Begin Supplied entries

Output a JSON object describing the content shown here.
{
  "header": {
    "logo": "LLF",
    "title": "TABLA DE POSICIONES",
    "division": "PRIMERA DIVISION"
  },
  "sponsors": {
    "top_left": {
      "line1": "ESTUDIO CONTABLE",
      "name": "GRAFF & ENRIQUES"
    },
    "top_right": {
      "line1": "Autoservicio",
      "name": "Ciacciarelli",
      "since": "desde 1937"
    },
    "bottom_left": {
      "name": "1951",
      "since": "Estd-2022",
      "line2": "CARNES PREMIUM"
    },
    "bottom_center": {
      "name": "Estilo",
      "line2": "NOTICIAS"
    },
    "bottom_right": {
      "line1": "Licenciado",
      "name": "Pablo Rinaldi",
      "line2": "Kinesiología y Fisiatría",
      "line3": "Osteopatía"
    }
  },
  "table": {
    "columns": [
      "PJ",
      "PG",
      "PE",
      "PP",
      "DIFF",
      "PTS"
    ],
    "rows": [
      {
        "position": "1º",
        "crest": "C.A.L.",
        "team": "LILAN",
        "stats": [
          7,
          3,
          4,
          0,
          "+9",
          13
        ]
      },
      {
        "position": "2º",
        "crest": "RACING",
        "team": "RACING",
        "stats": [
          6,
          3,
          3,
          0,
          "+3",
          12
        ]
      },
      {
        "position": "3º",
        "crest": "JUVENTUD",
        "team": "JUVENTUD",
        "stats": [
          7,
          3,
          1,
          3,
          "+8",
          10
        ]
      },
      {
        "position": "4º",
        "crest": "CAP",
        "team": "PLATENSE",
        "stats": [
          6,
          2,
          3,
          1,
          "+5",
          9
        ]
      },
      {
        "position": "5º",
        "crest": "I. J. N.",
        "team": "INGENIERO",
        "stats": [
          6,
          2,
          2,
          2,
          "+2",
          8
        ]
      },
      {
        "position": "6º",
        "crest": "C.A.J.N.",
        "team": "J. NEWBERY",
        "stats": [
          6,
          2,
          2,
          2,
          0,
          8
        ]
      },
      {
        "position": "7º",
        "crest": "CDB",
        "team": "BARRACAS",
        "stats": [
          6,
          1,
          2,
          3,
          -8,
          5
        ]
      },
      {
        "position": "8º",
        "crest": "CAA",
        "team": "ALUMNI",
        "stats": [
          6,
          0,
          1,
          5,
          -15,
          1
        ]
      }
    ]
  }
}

End Supplied entries

> **Work to complete**
Print out every record again, exactly and in full.

> **Complete output**
Output a JSON object describing the content shown here.
{
  "header": {
    "logo": "LLF",
    "title": "TABLA DE POSICIONES",
    "division": "PRIMERA DIVISION"
  },
  "sponsors": {
    "top_left": {
      "line1": "ESTUDIO CONTABLE",
      "name": "GRAFF & ENRIQUES"
    },
    "top_right": {
      "line1": "Autoservicio",
      "name": "Ciacciarelli",
      "since": "desde 1937"
    },
    "bottom_left": {
      "name": "1951",
      "since": "Estd-2022",
      "line2": "CARNES PREMIUM"
    },
    "bottom_center": {
      "name": "Estilo",
      "line2": "NOTICIAS"
    },
    "bottom_right": {
      "line1": "Licenciado",
      "name": "Pablo Rinaldi",
      "line2": "Kinesiología y Fisiatría",
      "line3": "Osteopatía"
    }
  },
  "table": {
    "columns": [
      "PJ",
      "PG",
      "PE",
      "PP",
      "DIFF",
      "PTS"
    ],
    "rows": [
      {
        "position": "1º",
        "crest": "C.A.L.",
        "team": "LILAN",
        "stats": [
          7,
          3,
          4,
          0,
          "+9",
          13
        ]
      },
      {
        "position": "2º",
        "crest": "RACING",
        "team": "RACING",
        "stats": [
          6,
          3,
          3,
          0,
          "+3",
          12
        ]
      },
      {
        "position": "3º",
        "crest": "JUVENTUD",
        "team": "JUVENTUD",
        "stats": [
          7,
          3,
          1,
          3,
          "+8",
          10
        ]
      },
      {
        "position": "4º",
        "crest": "CAP",
        "team": "PLATENSE",
        "stats": [
          6,
          2,
          3,
          1,
          "+5",
          9
        ]
      },
      {
        "position": "5º",
        "crest": "I. J. N.",
        "team": "INGENIERO",
        "stats": [
          6,
          2,
          2,
          2,
          "+2",
          8
        ]
      },
      {
        "position": "6º",
        "crest": "C.A.J.N.",
        "team": "J. NEWBERY",
        "stats": [
          6,
          2,
          2,
          2,
          0,
          8
        ]
      },
      {
        "position": "7º",
        "crest": "CDB",
        "team": "BARRACAS",
        "stats": [
          6,
          1,
          2,
          3,
          -8,
          5
        ]
      },
      {
        "position": "8º",
        "crest": "CAA",
        "team": "ALUMNI",
        "stats": [
          6,
          0,
          1,
          5,
          -15,
          1
        ]
      }
    ]
  }
}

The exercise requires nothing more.